— Entries taken from a collection —
* Start *
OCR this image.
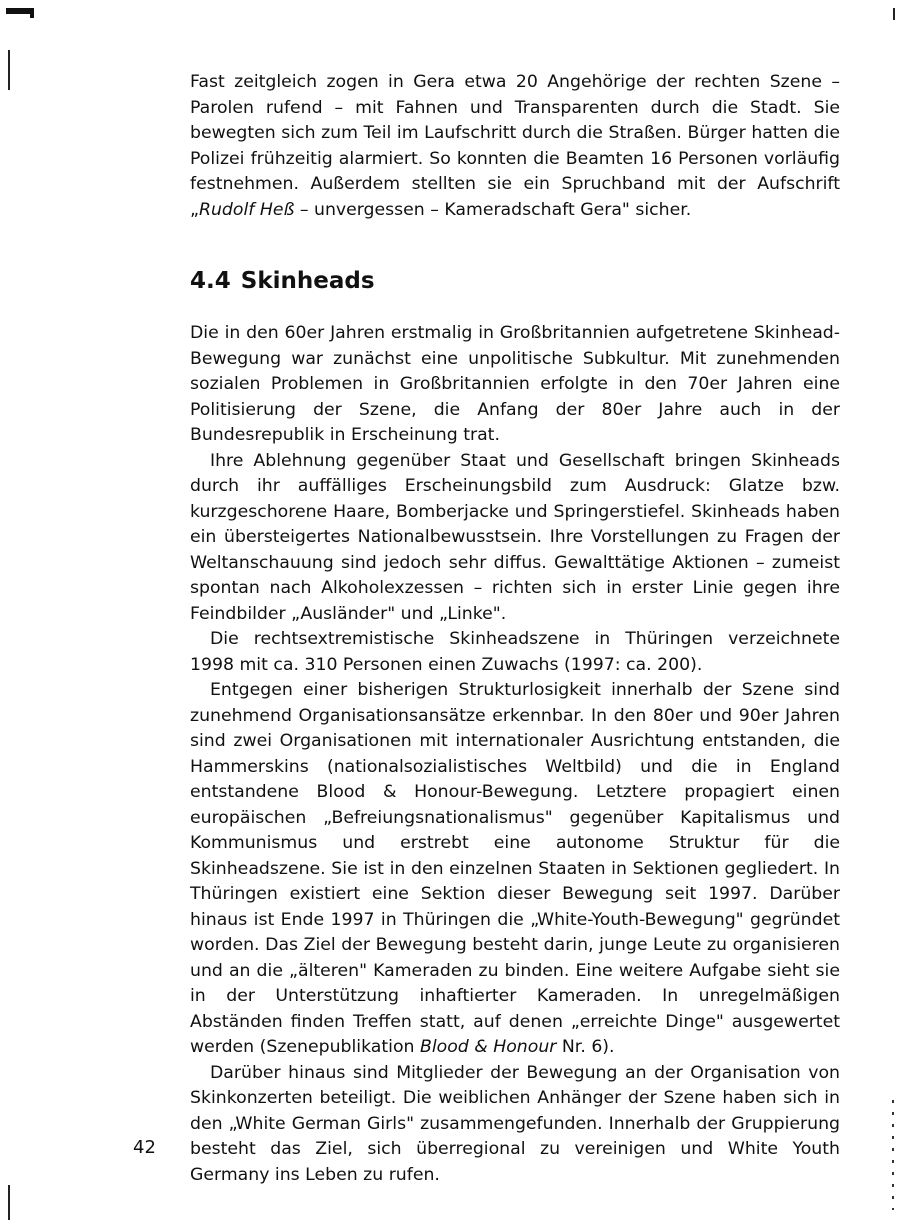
Fast zeitgleich zogen in Gera etwa 20 Angehörige der rechten Szene – Parolen rufend – mit Fahnen und Transparenten durch die Stadt. Sie bewegten sich zum Teil im Laufschritt durch die Straßen. Bürger hatten die Polizei frühzeitig alarmiert. So konnten die Beamten 16 Personen vorläufig festnehmen. Außerdem stellten sie ein Spruchband mit der Aufschrift „Rudolf Heß – unvergessen – Kameradschaft Gera" sicher.

4.4 Skinheads

Die in den 60er Jahren erstmalig in Großbritannien aufgetretene Skinhead-Bewegung war zunächst eine unpolitische Subkultur. Mit zunehmenden sozialen Problemen in Großbritannien erfolgte in den 70er Jahren eine Politisierung der Szene, die Anfang der 80er Jahre auch in der Bundesrepublik in Erscheinung trat.

Ihre Ablehnung gegenüber Staat und Gesellschaft bringen Skinheads durch ihr auffälliges Erscheinungsbild zum Ausdruck: Glatze bzw. kurzgeschorene Haare, Bomberjacke und Springerstiefel. Skinheads haben ein übersteigertes Nationalbewusstsein. Ihre Vorstellungen zu Fragen der Weltanschauung sind jedoch sehr diffus. Gewalttätige Aktionen – zumeist spontan nach Alkoholexzessen – richten sich in erster Linie gegen ihre Feindbilder „Ausländer" und „Linke".

Die rechtsextremistische Skinheadszene in Thüringen verzeichnete 1998 mit ca. 310 Personen einen Zuwachs (1997: ca. 200).

Entgegen einer bisherigen Strukturlosigkeit innerhalb der Szene sind zunehmend Organisationsansätze erkennbar. In den 80er und 90er Jahren sind zwei Organisationen mit internationaler Ausrichtung entstanden, die Hammerskins (nationalsozialistisches Weltbild) und die in England entstandene Blood & Honour-Bewegung. Letztere propagiert einen europäischen „Befreiungsnationalismus" gegenüber Kapitalismus und Kommunismus und erstrebt eine autonome Struktur für die Skinheadszene. Sie ist in den einzelnen Staaten in Sektionen gegliedert. In Thüringen existiert eine Sektion dieser Bewegung seit 1997. Darüber hinaus ist Ende 1997 in Thüringen die „White-Youth-Bewegung" gegründet worden. Das Ziel der Bewegung besteht darin, junge Leute zu organisieren und an die „älteren" Kameraden zu binden. Eine weitere Aufgabe sieht sie in der Unterstützung inhaftierter Kameraden. In unregelmäßigen Abständen finden Treffen statt, auf denen „erreichte Dinge" ausgewertet werden (Szenepublikation Blood & Honour Nr. 6).

Darüber hinaus sind Mitglieder der Bewegung an der Organisation von Skinkonzerten beteiligt. Die weiblichen Anhänger der Szene haben sich in den „White German Girls" zusammengefunden. Innerhalb der Gruppierung besteht das Ziel, sich überregional zu vereinigen und White Youth Germany ins Leben zu rufen.

42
* End *
— REQUIREMENT —
Would you set down the listing exactly, omitting pictures?

— TASK OUTPUT —
OCR this image.
Fast zeitgleich zogen in Gera etwa 20 Angehörige der rechten Szene – Parolen rufend – mit Fahnen und Transparenten durch die Stadt. Sie bewegten sich zum Teil im Laufschritt durch die Straßen. Bürger hatten die Polizei frühzeitig alarmiert. So konnten die Beamten 16 Personen vorläufig festnehmen. Außerdem stellten sie ein Spruchband mit der Aufschrift „Rudolf Heß – unvergessen – Kameradschaft Gera" sicher.

4.4 Skinheads

Die in den 60er Jahren erstmalig in Großbritannien aufgetretene Skinhead-Bewegung war zunächst eine unpolitische Subkultur. Mit zunehmenden sozialen Problemen in Großbritannien erfolgte in den 70er Jahren eine Politisierung der Szene, die Anfang der 80er Jahre auch in der Bundesrepublik in Erscheinung trat.

Ihre Ablehnung gegenüber Staat und Gesellschaft bringen Skinheads durch ihr auffälliges Erscheinungsbild zum Ausdruck: Glatze bzw. kurzgeschorene Haare, Bomberjacke und Springerstiefel. Skinheads haben ein übersteigertes Nationalbewusstsein. Ihre Vorstellungen zu Fragen der Weltanschauung sind jedoch sehr diffus. Gewalttätige Aktionen – zumeist spontan nach Alkoholexzessen – richten sich in erster Linie gegen ihre Feindbilder „Ausländer" und „Linke".

Die rechtsextremistische Skinheadszene in Thüringen verzeichnete 1998 mit ca. 310 Personen einen Zuwachs (1997: ca. 200).

Entgegen einer bisherigen Strukturlosigkeit innerhalb der Szene sind zunehmend Organisationsansätze erkennbar. In den 80er und 90er Jahren sind zwei Organisationen mit internationaler Ausrichtung entstanden, die Hammerskins (nationalsozialistisches Weltbild) und die in England entstandene Blood & Honour-Bewegung. Letztere propagiert einen europäischen „Befreiungsnationalismus" gegenüber Kapitalismus und Kommunismus und erstrebt eine autonome Struktur für die Skinheadszene. Sie ist in den einzelnen Staaten in Sektionen gegliedert. In Thüringen existiert eine Sektion dieser Bewegung seit 1997. Darüber hinaus ist Ende 1997 in Thüringen die „White-Youth-Bewegung" gegründet worden. Das Ziel der Bewegung besteht darin, junge Leute zu organisieren und an die „älteren" Kameraden zu binden. Eine weitere Aufgabe sieht sie in der Unterstützung inhaftierter Kameraden. In unregelmäßigen Abständen finden Treffen statt, auf denen „erreichte Dinge" ausgewertet werden (Szenepublikation Blood & Honour Nr. 6).

Darüber hinaus sind Mitglieder der Bewegung an der Organisation von Skinkonzerten beteiligt. Die weiblichen Anhänger der Szene haben sich in den „White German Girls" zusammengefunden. Innerhalb der Gruppierung besteht das Ziel, sich überregional zu vereinigen und White Youth Germany ins Leben zu rufen.

42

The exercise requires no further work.